_EXERCISE INSTRUCTIONS_.
Below are some records; retype all of them exactly.

::::::::

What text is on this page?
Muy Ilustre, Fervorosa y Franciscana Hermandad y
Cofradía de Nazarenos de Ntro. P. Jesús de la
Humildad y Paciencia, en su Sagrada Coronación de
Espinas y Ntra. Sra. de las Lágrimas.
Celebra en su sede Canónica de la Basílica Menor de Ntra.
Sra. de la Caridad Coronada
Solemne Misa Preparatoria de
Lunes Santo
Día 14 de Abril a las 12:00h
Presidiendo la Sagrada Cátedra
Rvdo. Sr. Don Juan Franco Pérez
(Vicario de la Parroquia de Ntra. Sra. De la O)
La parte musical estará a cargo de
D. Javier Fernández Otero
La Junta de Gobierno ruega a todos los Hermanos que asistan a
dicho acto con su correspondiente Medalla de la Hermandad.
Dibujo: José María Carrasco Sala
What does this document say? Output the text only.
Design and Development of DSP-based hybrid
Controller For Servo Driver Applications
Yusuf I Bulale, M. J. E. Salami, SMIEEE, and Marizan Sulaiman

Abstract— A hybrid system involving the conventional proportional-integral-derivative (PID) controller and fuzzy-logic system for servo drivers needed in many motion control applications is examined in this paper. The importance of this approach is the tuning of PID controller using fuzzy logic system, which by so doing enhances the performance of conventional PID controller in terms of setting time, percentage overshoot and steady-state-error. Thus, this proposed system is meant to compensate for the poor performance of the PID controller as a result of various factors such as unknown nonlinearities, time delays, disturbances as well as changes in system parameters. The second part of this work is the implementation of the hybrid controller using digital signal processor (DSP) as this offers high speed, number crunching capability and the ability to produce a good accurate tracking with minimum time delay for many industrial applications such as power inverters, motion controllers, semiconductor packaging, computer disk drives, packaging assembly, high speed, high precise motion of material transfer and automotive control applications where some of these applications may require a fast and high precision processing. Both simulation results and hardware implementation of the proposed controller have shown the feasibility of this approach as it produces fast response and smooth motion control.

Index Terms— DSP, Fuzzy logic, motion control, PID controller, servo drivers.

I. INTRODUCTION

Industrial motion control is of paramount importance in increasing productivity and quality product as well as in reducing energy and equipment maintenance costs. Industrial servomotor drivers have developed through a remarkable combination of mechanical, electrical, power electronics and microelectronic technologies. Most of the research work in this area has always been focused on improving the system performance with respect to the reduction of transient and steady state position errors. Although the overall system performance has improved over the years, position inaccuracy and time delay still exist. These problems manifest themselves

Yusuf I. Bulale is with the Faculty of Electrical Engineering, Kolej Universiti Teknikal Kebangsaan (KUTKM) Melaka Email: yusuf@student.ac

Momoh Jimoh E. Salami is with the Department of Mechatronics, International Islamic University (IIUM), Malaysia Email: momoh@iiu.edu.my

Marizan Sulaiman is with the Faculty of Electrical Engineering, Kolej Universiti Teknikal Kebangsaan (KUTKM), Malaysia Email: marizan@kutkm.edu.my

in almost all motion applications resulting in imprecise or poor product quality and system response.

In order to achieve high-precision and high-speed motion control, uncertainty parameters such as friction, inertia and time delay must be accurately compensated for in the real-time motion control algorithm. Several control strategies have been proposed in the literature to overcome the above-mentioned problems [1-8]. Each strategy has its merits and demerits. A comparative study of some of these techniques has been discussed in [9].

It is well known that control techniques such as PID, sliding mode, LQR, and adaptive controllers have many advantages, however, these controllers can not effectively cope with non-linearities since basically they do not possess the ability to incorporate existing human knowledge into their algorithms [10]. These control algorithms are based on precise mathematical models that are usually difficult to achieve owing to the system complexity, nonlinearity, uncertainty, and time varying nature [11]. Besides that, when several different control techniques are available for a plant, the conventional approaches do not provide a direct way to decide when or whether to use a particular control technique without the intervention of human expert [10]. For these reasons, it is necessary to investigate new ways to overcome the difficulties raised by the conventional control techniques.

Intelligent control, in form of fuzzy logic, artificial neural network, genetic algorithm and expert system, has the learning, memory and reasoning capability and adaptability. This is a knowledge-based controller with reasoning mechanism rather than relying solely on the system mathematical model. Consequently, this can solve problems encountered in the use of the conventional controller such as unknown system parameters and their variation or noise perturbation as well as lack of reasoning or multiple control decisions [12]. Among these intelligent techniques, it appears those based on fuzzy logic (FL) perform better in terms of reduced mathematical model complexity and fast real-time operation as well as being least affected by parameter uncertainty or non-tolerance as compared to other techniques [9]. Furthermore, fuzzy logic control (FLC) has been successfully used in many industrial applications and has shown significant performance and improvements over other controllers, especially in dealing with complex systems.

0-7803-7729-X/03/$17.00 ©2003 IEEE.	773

::::::::

_FINISHED TASK_.
What text is on this page?
Muy Ilustre, Fervorosa y Franciscana Hermandad y
Cofradía de Nazarenos de Ntro. P. Jesús de la
Humildad y Paciencia, en su Sagrada Coronación de
Espinas y Ntra. Sra. de las Lágrimas.
Celebra en su sede Canónica de la Basílica Menor de Ntra.
Sra. de la Caridad Coronada
Solemne Misa Preparatoria de
Lunes Santo
Día 14 de Abril a las 12:00h
Presidiendo la Sagrada Cátedra
Rvdo. Sr. Don Juan Franco Pérez
(Vicario de la Parroquia de Ntra. Sra. De la O)
La parte musical estará a cargo de
D. Javier Fernández Otero
La Junta de Gobierno ruega a todos los Hermanos que asistan a
dicho acto con su correspondiente Medalla de la Hermandad.
Dibujo: José María Carrasco Sala
What does this document say? Output the text only.
Design and Development of DSP-based hybrid
Controller For Servo Driver Applications
Yusuf I Bulale, M. J. E. Salami, SMIEEE, and Marizan Sulaiman

Abstract— A hybrid system involving the conventional proportional-integral-derivative (PID) controller and fuzzy-logic system for servo drivers needed in many motion control applications is examined in this paper. The importance of this approach is the tuning of PID controller using fuzzy logic system, which by so doing enhances the performance of conventional PID controller in terms of setting time, percentage overshoot and steady-state-error. Thus, this proposed system is meant to compensate for the poor performance of the PID controller as a result of various factors such as unknown nonlinearities, time delays, disturbances as well as changes in system parameters. The second part of this work is the implementation of the hybrid controller using digital signal processor (DSP) as this offers high speed, number crunching capability and the ability to produce a good accurate tracking with minimum time delay for many industrial applications such as power inverters, motion controllers, semiconductor packaging, computer disk drives, packaging assembly, high speed, high precise motion of material transfer and automotive control applications where some of these applications may require a fast and high precision processing. Both simulation results and hardware implementation of the proposed controller have shown the feasibility of this approach as it produces fast response and smooth motion control.

Index Terms— DSP, Fuzzy logic, motion control, PID controller, servo drivers.

I. INTRODUCTION

Industrial motion control is of paramount importance in increasing productivity and quality product as well as in reducing energy and equipment maintenance costs. Industrial servomotor drivers have developed through a remarkable combination of mechanical, electrical, power electronics and microelectronic technologies. Most of the research work in this area has always been focused on improving the system performance with respect to the reduction of transient and steady state position errors. Although the overall system performance has improved over the years, position inaccuracy and time delay still exist. These problems manifest themselves

Yusuf I. Bulale is with the Faculty of Electrical Engineering, Kolej Universiti Teknikal Kebangsaan (KUTKM) Melaka Email: yusuf@student.ac

Momoh Jimoh E. Salami is with the Department of Mechatronics, International Islamic University (IIUM), Malaysia Email: momoh@iiu.edu.my

Marizan Sulaiman is with the Faculty of Electrical Engineering, Kolej Universiti Teknikal Kebangsaan (KUTKM), Malaysia Email: marizan@kutkm.edu.my

in almost all motion applications resulting in imprecise or poor product quality and system response.

In order to achieve high-precision and high-speed motion control, uncertainty parameters such as friction, inertia and time delay must be accurately compensated for in the real-time motion control algorithm. Several control strategies have been proposed in the literature to overcome the above-mentioned problems [1-8]. Each strategy has its merits and demerits. A comparative study of some of these techniques has been discussed in [9].

It is well known that control techniques such as PID, sliding mode, LQR, and adaptive controllers have many advantages, however, these controllers can not effectively cope with non-linearities since basically they do not possess the ability to incorporate existing human knowledge into their algorithms [10]. These control algorithms are based on precise mathematical models that are usually difficult to achieve owing to the system complexity, nonlinearity, uncertainty, and time varying nature [11]. Besides that, when several different control techniques are available for a plant, the conventional approaches do not provide a direct way to decide when or whether to use a particular control technique without the intervention of human expert [10]. For these reasons, it is necessary to investigate new ways to overcome the difficulties raised by the conventional control techniques.

Intelligent control, in form of fuzzy logic, artificial neural network, genetic algorithm and expert system, has the learning, memory and reasoning capability and adaptability. This is a knowledge-based controller with reasoning mechanism rather than relying solely on the system mathematical model. Consequently, this can solve problems encountered in the use of the conventional controller such as unknown system parameters and their variation or noise perturbation as well as lack of reasoning or multiple control decisions [12]. Among these intelligent techniques, it appears those based on fuzzy logic (FL) perform better in terms of reduced mathematical model complexity and fast real-time operation as well as being least affected by parameter uncertainty or non-tolerance as compared to other techniques [9]. Furthermore, fuzzy logic control (FLC) has been successfully used in many industrial applications and has shown significant performance and improvements over other controllers, especially in dealing with complex systems.

0-7803-7729-X/03/$17.00 ©2003 IEEE.	773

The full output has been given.